SHORT TASK: Scan the listing below. Report each line that includes "széle".

SUPPLIED RECORDS:

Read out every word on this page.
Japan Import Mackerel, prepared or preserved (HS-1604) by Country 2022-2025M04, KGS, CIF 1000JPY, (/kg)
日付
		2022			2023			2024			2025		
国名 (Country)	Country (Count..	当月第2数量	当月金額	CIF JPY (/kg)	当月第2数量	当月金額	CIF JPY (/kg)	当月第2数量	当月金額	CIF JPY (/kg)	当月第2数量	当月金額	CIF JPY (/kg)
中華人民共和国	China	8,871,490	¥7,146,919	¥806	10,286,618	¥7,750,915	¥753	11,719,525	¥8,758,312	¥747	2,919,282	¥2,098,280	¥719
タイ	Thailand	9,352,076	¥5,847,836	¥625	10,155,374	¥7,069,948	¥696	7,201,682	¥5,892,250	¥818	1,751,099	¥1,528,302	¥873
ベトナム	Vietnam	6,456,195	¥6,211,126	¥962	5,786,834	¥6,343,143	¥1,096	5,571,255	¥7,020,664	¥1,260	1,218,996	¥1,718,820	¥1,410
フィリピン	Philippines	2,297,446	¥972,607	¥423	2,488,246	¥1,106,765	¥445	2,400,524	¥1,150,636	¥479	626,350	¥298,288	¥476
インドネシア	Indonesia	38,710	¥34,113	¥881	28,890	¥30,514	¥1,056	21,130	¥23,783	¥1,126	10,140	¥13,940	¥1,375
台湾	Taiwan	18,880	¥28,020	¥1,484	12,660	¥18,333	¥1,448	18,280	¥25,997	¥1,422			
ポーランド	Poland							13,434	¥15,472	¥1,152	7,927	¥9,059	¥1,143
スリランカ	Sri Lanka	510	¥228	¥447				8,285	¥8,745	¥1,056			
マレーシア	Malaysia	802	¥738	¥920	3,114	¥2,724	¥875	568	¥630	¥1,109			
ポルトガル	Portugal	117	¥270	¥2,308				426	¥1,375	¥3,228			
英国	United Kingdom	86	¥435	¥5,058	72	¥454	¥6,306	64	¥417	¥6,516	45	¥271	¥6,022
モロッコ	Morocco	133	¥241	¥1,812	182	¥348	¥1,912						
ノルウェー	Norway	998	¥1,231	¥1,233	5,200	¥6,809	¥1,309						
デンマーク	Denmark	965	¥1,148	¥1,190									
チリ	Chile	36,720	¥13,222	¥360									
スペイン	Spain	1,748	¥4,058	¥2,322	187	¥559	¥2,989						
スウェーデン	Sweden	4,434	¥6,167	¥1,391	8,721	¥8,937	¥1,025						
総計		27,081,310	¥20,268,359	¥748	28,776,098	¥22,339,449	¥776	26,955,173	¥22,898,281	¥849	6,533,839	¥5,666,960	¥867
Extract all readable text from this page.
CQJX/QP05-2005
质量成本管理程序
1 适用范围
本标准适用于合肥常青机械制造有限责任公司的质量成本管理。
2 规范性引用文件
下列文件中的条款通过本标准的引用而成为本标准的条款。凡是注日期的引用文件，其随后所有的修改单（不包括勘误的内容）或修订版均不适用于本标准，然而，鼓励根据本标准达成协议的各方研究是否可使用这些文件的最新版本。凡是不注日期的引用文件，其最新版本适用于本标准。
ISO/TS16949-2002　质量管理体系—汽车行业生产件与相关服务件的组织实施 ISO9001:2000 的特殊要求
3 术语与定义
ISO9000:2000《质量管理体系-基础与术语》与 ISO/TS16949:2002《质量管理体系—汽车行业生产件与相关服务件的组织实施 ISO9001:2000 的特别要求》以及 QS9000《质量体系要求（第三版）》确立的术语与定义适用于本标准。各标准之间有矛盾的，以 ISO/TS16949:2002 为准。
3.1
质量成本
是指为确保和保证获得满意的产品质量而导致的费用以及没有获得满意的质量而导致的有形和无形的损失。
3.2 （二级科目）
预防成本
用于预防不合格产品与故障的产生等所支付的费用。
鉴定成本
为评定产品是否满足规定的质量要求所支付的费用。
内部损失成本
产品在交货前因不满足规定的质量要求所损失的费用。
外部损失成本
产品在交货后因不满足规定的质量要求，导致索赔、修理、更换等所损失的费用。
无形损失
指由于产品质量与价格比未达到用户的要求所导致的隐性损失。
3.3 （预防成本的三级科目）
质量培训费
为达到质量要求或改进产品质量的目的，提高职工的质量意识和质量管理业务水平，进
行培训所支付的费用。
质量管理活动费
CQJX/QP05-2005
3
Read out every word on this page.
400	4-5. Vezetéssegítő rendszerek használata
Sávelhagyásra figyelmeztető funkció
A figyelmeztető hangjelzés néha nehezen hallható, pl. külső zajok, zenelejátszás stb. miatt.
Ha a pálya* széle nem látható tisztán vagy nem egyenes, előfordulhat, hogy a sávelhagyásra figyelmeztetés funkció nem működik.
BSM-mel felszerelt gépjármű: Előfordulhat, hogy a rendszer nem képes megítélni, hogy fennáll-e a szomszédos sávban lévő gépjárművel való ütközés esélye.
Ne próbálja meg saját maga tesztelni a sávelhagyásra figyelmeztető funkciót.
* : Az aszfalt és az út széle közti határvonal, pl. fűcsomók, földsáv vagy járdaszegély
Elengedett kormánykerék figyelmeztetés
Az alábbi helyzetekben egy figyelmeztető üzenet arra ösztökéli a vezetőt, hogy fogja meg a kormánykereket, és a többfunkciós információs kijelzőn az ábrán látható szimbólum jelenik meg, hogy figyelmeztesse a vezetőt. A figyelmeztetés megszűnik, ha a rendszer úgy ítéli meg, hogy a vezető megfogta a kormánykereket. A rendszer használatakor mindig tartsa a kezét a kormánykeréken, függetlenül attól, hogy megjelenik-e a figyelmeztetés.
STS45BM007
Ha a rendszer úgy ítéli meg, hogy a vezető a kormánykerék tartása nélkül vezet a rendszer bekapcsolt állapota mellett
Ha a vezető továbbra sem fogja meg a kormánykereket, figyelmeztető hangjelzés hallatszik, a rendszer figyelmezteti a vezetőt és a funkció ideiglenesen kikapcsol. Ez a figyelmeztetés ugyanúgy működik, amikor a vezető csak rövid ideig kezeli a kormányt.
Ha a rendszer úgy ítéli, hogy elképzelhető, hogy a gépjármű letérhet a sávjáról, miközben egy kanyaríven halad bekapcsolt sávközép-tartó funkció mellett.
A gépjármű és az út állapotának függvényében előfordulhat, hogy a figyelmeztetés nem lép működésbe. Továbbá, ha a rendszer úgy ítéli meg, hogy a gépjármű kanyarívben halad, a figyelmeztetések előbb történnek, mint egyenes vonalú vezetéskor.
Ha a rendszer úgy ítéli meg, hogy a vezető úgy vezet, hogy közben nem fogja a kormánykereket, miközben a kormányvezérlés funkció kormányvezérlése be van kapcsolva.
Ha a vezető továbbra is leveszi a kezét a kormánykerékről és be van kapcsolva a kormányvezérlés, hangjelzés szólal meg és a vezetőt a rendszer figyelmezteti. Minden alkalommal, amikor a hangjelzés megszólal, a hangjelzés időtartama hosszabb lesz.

RESPONSE TO THIS TASK:
Ha a pálya* széle nem látható tisztán vagy nem egyenes, előfordulhat, hogy a sávelhagyásra figyelmeztetés funkció nem működik.
* : Az aszfalt és az út széle közti határvonal, pl. fűcsomók, földsáv vagy járdaszegély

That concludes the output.